» **Task statement**: Repeat the entries from the line with "data-label: 70.6 [551,147,588,168]" to the line with "bar [615,399,673,626]", inclusive, reproducing each line precisely.

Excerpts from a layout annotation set
****

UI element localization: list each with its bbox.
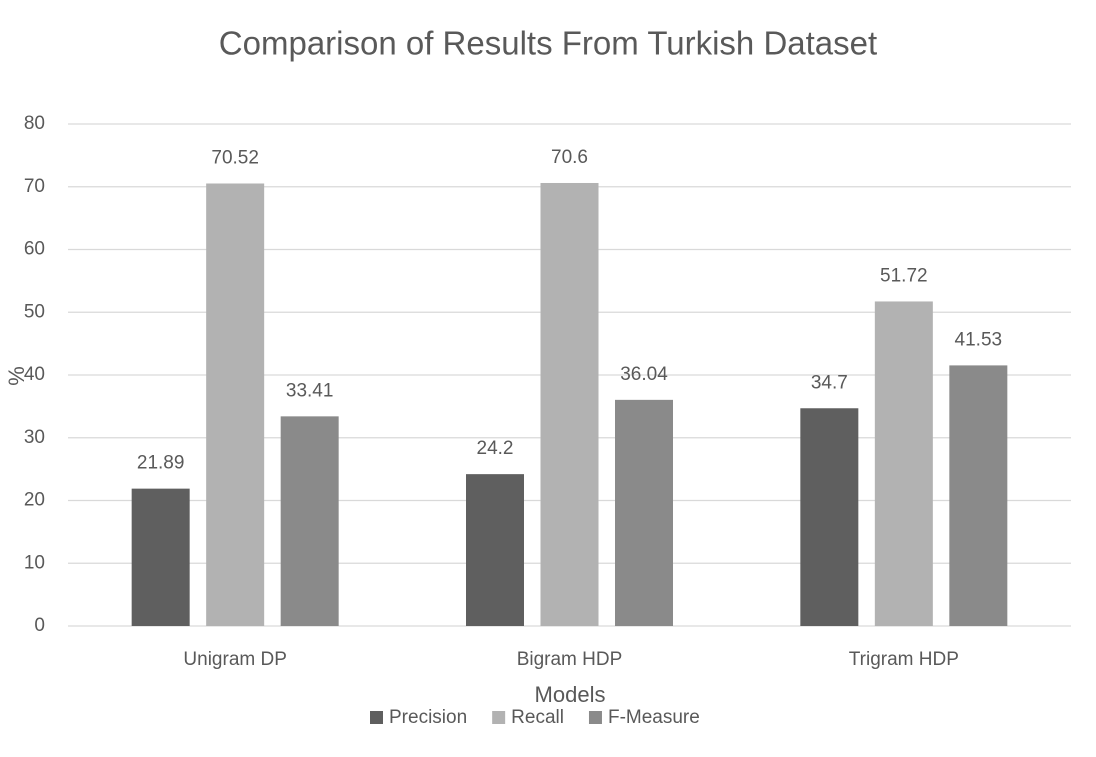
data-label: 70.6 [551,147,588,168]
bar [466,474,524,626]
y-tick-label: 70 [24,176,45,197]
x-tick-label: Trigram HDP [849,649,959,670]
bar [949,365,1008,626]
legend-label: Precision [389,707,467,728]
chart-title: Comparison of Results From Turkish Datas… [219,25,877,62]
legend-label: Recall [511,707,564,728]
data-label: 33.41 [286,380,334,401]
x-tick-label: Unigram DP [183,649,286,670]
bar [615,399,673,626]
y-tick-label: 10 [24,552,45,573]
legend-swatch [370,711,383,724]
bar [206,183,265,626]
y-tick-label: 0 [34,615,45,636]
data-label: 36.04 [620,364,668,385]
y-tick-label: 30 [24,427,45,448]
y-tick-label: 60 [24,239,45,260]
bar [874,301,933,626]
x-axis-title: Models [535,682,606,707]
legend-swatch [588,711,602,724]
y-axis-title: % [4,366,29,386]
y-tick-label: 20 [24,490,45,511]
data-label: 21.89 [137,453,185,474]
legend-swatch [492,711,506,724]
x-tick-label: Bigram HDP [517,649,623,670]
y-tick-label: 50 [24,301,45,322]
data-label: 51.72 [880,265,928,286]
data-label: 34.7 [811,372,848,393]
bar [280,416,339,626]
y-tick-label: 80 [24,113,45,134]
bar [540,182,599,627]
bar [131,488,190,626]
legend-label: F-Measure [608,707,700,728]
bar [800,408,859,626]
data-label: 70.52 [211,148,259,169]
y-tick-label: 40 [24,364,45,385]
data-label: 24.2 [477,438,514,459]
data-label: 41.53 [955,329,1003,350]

****

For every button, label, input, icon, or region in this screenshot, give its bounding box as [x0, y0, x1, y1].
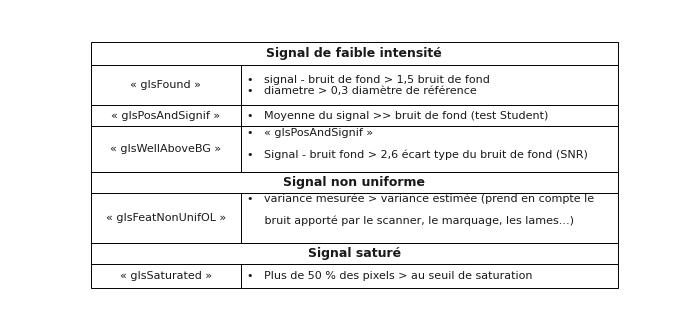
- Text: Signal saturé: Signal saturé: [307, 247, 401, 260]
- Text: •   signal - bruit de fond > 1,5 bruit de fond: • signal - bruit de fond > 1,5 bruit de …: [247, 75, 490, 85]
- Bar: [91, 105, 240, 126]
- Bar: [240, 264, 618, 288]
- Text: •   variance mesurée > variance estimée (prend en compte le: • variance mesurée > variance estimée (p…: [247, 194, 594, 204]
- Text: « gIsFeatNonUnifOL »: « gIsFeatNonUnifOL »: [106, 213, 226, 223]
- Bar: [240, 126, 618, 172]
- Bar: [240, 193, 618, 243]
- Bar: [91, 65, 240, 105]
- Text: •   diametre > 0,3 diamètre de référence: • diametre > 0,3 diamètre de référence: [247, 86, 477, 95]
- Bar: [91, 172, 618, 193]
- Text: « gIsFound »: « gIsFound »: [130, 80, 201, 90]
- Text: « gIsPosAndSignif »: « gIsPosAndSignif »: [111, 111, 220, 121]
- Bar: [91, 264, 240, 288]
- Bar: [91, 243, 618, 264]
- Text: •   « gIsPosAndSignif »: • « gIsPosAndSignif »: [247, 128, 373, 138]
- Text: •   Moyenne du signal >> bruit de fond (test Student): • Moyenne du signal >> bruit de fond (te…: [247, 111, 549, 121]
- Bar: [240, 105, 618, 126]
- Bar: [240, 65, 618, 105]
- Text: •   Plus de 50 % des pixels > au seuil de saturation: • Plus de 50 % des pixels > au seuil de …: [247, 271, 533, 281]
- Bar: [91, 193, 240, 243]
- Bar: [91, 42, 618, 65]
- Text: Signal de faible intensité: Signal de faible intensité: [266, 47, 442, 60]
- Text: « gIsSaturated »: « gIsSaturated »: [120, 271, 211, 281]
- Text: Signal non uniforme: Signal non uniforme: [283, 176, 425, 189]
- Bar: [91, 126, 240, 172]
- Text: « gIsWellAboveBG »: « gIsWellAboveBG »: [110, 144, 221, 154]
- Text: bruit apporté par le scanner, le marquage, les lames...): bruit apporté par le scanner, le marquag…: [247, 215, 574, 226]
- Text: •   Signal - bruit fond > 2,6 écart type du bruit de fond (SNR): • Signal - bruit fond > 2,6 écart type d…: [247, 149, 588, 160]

****

» **Solution**:
data-label: 70.6 [551,147,588,168]
bar [466,474,524,626]
y-tick-label: 70 [24,176,45,197]
x-tick-label: Trigram HDP [849,649,959,670]
bar [949,365,1008,626]
legend-label: Precision [389,707,467,728]
chart-title: Comparison of Results From Turkish Datas… [219,25,877,62]
legend-label: Recall [511,707,564,728]
data-label: 33.41 [286,380,334,401]
x-tick-label: Unigram DP [183,649,286,670]
bar [615,399,673,626]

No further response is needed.